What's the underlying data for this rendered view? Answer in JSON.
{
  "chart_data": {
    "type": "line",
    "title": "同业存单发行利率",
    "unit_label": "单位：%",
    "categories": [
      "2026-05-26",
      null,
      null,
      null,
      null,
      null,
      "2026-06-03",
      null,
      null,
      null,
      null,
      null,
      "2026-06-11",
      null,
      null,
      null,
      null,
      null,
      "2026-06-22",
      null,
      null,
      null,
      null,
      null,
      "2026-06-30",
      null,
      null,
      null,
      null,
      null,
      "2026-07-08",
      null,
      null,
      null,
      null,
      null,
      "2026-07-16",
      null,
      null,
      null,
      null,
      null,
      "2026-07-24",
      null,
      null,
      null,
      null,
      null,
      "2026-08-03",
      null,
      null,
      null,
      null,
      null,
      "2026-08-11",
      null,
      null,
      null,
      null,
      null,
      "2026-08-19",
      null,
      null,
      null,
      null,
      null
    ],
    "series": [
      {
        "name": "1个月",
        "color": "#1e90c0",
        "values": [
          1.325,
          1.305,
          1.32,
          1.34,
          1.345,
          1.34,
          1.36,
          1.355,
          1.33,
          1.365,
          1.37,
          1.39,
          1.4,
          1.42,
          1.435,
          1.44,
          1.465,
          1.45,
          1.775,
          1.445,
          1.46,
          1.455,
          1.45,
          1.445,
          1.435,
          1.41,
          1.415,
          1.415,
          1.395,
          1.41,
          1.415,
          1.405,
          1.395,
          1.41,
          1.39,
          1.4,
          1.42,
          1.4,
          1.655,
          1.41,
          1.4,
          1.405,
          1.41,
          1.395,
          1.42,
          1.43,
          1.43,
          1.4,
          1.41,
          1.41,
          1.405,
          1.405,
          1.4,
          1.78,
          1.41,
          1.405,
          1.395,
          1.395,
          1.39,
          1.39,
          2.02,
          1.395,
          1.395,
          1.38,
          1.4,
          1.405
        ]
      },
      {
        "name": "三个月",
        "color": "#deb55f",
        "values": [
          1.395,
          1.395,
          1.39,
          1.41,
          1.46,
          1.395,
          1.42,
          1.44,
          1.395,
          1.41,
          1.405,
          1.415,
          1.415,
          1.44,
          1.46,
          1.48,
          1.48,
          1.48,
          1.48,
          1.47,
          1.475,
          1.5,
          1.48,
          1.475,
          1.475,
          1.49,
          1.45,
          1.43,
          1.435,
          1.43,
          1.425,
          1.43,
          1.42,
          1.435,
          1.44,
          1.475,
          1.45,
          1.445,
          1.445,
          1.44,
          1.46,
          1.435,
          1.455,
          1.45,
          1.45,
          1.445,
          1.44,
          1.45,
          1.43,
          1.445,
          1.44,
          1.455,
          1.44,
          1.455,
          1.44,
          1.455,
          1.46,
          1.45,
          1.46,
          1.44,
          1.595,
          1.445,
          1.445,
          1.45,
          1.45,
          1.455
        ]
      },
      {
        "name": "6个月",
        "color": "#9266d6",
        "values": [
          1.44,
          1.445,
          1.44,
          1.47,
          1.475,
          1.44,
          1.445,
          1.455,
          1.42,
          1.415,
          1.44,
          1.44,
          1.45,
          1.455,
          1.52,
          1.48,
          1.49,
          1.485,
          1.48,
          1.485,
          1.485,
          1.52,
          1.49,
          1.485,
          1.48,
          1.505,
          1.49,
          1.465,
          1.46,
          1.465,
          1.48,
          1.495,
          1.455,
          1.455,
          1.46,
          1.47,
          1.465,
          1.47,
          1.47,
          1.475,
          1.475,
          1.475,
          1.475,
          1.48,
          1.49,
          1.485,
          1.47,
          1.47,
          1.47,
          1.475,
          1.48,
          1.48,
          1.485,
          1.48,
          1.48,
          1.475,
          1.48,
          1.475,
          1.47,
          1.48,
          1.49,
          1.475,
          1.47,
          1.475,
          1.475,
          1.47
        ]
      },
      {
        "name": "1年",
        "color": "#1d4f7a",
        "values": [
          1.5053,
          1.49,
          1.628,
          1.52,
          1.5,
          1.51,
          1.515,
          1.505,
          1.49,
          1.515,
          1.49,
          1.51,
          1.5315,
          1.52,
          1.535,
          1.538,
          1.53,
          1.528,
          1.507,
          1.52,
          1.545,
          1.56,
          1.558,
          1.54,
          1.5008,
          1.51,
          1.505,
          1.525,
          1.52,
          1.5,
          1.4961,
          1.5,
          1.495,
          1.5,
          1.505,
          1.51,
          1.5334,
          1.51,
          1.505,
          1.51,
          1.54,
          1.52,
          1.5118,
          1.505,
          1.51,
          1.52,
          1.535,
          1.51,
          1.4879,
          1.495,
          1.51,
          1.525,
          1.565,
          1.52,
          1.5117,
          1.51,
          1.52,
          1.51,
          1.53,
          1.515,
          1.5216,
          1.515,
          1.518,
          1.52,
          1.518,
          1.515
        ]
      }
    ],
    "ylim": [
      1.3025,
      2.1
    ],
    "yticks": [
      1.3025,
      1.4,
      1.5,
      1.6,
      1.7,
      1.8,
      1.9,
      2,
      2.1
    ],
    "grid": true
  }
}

※ ※ ※

All lines in the data that contain the word "color" should be copied.

        "color": "#1e90c0",
        "color": "#deb55f",
        "color": "#9266d6",
        "color": "#1d4f7a",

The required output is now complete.